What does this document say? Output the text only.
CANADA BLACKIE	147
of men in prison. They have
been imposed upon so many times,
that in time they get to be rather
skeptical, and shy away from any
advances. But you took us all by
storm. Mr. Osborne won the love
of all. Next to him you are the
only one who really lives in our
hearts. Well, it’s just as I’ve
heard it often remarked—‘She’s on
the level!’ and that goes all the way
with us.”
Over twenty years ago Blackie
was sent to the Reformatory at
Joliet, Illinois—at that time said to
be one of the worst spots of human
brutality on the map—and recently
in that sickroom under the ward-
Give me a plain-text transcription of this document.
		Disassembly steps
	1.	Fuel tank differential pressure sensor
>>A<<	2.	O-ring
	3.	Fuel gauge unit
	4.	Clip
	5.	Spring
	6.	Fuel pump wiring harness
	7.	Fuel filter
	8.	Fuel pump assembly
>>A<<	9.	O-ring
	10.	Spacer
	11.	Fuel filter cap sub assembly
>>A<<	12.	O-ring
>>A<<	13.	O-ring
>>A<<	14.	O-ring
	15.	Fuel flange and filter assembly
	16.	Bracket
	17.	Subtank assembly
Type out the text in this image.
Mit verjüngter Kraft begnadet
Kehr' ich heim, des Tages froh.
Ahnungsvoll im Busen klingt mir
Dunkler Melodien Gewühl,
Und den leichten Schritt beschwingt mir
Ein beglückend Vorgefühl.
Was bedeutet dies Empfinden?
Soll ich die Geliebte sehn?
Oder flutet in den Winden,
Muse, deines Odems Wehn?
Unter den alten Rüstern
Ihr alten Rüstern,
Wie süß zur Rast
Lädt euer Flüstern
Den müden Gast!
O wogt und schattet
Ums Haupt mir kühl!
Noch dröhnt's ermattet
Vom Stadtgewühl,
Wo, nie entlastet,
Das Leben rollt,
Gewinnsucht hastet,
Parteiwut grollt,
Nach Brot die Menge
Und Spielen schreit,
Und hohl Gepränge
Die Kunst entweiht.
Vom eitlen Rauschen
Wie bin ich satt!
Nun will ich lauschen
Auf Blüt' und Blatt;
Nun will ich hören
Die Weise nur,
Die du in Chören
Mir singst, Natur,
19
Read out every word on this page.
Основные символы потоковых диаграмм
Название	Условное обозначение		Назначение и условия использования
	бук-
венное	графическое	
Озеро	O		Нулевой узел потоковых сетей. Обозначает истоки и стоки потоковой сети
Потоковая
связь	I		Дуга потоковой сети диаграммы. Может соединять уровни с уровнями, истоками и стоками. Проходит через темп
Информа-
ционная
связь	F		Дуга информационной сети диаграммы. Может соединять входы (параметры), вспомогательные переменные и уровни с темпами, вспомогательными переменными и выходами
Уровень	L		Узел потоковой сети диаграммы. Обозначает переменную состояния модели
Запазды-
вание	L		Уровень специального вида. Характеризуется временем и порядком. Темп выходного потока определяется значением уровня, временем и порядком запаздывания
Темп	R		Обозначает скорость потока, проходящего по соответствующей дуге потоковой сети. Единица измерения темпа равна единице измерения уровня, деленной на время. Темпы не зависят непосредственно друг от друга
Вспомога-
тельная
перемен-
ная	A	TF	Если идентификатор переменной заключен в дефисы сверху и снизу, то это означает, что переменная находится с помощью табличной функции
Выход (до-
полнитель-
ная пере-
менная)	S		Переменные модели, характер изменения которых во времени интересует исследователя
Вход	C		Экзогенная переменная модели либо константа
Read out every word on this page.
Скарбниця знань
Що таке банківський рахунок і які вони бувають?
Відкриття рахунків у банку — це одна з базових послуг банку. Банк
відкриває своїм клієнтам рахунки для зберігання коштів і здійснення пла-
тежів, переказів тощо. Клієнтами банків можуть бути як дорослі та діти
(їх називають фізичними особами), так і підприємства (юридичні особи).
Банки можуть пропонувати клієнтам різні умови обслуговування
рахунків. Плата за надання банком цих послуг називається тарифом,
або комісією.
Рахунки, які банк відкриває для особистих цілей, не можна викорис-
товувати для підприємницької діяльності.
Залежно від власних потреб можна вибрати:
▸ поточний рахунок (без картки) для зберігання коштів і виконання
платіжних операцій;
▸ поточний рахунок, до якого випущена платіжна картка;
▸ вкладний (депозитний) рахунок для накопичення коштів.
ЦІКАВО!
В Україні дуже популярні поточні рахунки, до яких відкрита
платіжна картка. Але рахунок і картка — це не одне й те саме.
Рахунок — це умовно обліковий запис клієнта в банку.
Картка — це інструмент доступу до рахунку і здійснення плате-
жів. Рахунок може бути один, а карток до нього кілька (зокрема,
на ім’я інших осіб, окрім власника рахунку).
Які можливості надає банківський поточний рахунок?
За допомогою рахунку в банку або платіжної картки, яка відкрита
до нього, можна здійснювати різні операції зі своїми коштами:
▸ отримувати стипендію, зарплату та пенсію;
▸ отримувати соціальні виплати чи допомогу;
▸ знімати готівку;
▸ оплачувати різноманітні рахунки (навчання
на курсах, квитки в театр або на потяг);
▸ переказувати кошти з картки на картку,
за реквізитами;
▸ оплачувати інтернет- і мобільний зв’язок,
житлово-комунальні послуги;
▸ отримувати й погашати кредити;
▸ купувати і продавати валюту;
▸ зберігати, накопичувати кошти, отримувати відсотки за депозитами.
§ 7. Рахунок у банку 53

- - -

Your instructions:
Within the entries above, report how many lines include "банківський", and keep the answer to the number.

The result:
2